### What is needed
In the lines below, find how many contain the word "with" and report that figure alone.

### Source data
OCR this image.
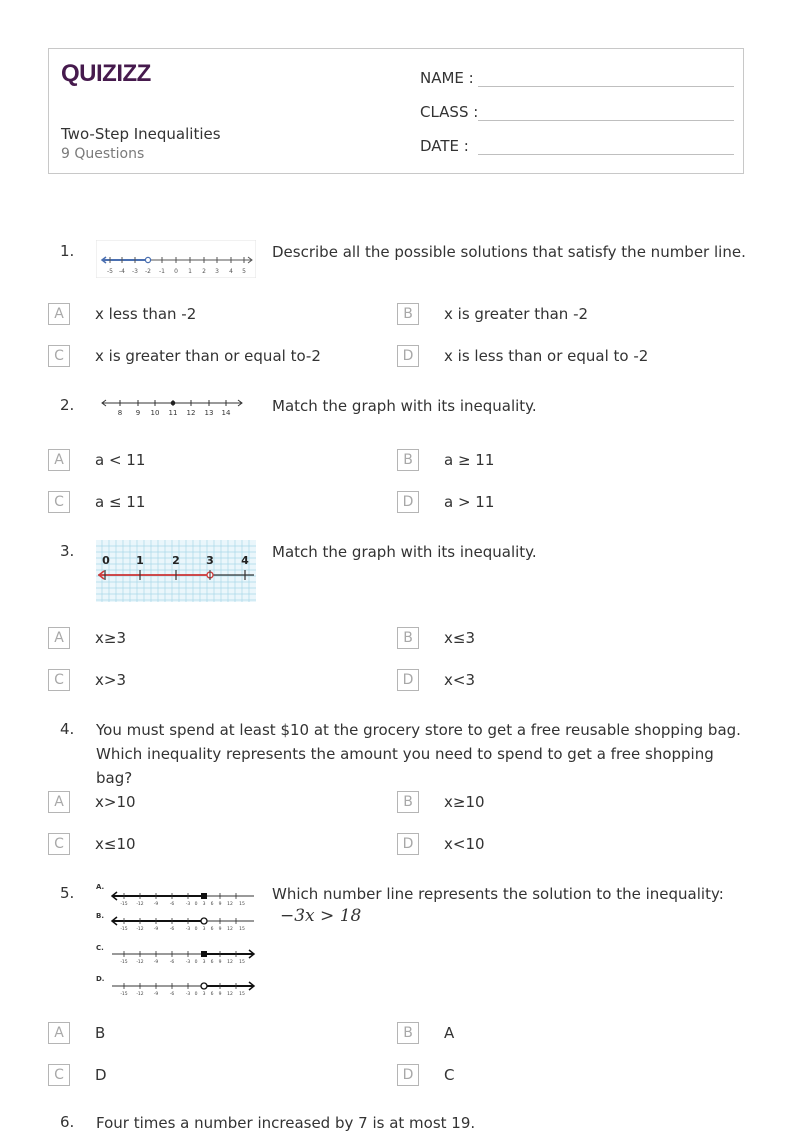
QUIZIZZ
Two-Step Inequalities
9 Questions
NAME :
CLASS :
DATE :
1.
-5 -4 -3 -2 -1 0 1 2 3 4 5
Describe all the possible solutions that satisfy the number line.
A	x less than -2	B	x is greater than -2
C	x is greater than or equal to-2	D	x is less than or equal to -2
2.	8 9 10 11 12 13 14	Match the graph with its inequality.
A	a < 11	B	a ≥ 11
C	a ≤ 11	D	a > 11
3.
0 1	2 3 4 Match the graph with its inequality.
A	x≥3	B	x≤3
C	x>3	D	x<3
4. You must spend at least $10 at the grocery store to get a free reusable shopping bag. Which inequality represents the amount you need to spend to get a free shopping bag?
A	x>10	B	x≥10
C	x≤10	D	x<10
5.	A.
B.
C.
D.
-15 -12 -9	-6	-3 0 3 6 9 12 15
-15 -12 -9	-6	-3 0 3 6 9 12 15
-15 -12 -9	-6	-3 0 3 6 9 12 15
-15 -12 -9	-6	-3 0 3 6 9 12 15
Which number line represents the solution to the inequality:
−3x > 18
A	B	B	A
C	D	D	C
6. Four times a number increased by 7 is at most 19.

...

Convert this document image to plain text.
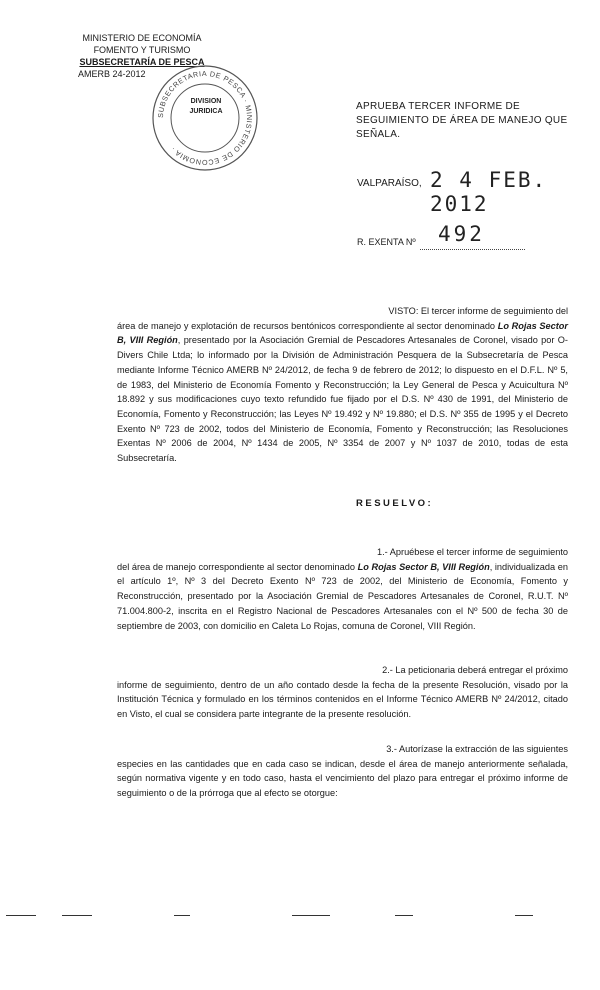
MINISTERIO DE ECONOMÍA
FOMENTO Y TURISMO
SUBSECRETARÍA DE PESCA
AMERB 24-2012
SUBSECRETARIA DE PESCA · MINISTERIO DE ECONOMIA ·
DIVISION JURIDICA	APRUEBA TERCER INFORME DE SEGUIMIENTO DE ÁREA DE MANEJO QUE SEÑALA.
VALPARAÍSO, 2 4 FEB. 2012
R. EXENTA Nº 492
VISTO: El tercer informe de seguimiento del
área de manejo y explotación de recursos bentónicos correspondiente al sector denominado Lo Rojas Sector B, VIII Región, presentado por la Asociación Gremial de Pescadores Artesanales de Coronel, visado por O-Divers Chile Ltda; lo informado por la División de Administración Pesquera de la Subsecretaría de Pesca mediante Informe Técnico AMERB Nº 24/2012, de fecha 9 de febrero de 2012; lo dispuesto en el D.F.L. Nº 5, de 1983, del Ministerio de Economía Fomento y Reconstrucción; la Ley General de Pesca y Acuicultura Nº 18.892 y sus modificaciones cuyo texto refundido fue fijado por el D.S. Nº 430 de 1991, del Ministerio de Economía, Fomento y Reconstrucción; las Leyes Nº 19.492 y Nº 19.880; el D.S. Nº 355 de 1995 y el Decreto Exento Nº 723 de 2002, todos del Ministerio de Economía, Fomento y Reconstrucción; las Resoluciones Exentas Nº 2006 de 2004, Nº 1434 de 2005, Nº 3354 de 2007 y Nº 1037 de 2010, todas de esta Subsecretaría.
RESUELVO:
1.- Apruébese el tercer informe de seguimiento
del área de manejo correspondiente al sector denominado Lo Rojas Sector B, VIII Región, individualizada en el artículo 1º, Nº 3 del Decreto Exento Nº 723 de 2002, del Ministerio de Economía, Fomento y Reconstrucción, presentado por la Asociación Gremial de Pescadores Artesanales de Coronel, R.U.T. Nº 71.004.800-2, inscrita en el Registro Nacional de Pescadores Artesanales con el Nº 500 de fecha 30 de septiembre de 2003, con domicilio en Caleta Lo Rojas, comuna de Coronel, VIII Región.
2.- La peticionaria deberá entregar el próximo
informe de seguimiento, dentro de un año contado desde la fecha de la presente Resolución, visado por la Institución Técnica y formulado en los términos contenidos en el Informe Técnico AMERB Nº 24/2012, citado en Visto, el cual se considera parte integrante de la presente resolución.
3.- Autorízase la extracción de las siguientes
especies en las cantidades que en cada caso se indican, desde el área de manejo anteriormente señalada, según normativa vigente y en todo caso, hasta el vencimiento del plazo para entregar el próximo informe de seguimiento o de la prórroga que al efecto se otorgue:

--

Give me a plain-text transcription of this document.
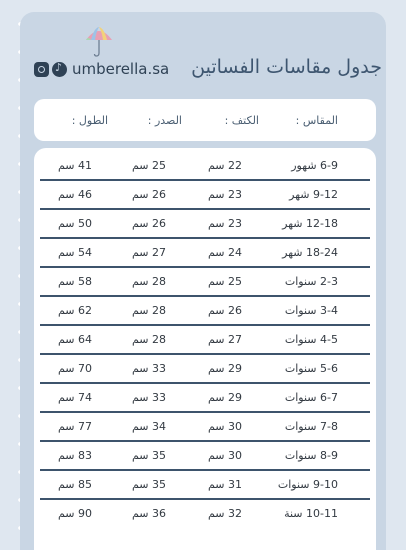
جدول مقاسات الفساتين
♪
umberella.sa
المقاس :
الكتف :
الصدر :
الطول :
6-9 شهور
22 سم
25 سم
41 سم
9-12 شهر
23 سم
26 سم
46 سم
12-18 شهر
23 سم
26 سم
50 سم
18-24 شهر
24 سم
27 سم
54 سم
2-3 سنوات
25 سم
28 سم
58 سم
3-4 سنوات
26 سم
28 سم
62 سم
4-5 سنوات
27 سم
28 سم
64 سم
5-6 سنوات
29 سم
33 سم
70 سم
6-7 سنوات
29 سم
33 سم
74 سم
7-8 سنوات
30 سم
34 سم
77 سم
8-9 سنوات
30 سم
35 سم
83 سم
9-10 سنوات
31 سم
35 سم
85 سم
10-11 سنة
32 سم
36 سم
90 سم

### Exercise response
2